Recorded data
====

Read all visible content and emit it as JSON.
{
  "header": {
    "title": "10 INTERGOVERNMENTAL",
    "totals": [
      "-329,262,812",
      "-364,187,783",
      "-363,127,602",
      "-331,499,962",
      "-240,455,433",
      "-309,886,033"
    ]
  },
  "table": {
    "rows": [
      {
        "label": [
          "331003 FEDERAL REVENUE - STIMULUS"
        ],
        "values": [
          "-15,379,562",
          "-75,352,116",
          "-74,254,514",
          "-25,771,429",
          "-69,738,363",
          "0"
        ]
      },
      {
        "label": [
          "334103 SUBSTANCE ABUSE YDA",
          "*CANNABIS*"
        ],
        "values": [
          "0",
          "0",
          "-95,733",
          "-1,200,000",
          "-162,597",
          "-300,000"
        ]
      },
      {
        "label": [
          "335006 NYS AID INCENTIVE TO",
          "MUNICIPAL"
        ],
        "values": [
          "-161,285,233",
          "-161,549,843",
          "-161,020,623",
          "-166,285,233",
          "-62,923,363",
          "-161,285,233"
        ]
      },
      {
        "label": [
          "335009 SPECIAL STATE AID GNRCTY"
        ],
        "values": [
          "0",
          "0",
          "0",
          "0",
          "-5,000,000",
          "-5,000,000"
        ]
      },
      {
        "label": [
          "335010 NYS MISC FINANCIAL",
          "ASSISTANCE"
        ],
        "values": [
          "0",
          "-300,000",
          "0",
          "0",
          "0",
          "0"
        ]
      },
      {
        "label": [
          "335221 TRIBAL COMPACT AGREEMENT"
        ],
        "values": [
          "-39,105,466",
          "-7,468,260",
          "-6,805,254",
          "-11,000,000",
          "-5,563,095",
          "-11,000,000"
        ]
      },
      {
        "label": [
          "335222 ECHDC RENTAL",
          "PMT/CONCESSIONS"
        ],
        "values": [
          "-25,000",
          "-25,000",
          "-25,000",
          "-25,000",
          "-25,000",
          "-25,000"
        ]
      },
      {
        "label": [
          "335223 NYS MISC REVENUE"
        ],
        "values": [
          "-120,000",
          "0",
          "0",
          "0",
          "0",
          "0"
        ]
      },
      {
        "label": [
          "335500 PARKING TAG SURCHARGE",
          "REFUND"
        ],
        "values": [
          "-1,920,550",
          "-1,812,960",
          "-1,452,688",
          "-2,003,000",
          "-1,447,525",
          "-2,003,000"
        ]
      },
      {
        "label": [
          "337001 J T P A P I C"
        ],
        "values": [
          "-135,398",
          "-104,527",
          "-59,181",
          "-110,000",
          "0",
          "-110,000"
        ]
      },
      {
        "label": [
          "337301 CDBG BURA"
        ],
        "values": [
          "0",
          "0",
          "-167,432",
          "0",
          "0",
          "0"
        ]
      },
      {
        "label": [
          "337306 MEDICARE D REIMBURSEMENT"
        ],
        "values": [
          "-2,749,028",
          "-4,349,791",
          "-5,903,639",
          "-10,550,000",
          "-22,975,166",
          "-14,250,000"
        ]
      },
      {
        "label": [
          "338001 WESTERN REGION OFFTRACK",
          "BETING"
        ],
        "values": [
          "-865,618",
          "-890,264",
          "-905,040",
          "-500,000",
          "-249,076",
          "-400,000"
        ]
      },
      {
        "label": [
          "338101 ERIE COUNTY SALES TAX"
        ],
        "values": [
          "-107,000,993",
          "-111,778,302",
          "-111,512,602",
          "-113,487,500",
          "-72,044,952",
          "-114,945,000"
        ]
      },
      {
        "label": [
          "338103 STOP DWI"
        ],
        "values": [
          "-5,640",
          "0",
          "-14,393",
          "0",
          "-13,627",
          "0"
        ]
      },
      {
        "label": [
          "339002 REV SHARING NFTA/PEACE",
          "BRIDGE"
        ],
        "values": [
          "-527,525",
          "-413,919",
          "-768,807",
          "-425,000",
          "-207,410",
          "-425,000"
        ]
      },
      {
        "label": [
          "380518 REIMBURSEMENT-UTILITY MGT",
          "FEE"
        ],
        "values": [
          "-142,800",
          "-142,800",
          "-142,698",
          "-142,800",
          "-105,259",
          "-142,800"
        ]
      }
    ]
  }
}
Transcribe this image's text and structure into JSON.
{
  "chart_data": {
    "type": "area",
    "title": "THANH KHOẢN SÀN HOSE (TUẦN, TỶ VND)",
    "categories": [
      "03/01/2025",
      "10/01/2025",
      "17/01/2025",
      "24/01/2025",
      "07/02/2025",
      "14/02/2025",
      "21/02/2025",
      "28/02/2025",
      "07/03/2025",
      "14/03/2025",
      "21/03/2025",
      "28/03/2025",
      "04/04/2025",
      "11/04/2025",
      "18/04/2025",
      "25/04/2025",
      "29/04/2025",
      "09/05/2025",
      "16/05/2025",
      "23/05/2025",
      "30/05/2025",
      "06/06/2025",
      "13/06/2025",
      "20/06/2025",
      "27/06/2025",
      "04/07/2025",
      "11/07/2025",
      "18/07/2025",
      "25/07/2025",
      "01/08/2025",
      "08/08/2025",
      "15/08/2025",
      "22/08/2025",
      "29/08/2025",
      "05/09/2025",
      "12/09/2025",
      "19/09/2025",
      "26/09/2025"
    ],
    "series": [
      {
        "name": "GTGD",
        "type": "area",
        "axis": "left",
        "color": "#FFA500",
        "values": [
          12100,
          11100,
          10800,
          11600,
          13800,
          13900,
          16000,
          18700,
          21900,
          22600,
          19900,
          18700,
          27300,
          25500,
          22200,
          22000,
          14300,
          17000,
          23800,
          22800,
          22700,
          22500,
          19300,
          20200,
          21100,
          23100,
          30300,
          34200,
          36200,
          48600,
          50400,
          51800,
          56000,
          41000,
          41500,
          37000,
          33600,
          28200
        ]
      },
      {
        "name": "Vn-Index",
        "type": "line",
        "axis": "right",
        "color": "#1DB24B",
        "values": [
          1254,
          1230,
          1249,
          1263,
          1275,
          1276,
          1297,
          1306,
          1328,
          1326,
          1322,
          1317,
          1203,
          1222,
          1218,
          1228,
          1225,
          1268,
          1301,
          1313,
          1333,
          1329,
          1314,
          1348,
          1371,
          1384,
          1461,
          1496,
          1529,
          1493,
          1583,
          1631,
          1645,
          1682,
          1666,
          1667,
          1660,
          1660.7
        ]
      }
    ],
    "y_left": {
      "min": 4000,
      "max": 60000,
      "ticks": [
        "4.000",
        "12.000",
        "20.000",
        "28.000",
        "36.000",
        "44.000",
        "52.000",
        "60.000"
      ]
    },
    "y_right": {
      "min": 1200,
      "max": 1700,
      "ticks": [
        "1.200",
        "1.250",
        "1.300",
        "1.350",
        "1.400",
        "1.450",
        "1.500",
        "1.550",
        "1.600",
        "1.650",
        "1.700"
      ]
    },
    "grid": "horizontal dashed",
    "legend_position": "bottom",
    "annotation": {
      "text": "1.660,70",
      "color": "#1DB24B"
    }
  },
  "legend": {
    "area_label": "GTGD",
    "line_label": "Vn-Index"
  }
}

====

Direction |
Give the number of lines in the entries that hold the word "text", and nothing else.

Correct answer |
2